[Begin]
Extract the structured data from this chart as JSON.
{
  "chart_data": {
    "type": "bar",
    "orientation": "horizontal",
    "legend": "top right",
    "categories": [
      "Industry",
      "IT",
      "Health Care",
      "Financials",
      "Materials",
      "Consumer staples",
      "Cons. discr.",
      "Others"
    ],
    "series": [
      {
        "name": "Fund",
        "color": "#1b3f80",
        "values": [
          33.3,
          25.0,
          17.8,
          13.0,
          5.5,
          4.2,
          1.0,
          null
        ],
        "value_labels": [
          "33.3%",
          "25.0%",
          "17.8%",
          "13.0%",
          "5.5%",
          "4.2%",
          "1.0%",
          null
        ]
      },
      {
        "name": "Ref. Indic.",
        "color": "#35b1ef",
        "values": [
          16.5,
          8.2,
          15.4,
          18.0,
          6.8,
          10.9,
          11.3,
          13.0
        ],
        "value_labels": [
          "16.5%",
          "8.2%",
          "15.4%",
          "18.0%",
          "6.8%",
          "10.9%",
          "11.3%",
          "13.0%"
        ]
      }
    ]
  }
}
[End]
Each record above should be output again exactly.

### [Final result]
Extract the structured data from this chart as JSON.
{
  "chart_data": {
    "type": "bar",
    "orientation": "horizontal",
    "legend": "top right",
    "categories": [
      "Industry",
      "IT",
      "Health Care",
      "Financials",
      "Materials",
      "Consumer staples",
      "Cons. discr.",
      "Others"
    ],
    "series": [
      {
        "name": "Fund",
        "color": "#1b3f80",
        "values": [
          33.3,
          25.0,
          17.8,
          13.0,
          5.5,
          4.2,
          1.0,
          null
        ],
        "value_labels": [
          "33.3%",
          "25.0%",
          "17.8%",
          "13.0%",
          "5.5%",
          "4.2%",
          "1.0%",
          null
        ]
      },
      {
        "name": "Ref. Indic.",
        "color": "#35b1ef",
        "values": [
          16.5,
          8.2,
          15.4,
          18.0,
          6.8,
          10.9,
          11.3,
          13.0
        ],
        "value_labels": [
          "16.5%",
          "8.2%",
          "15.4%",
          "18.0%",
          "6.8%",
          "10.9%",
          "11.3%",
          "13.0%"
        ]
      }
    ]
  }
}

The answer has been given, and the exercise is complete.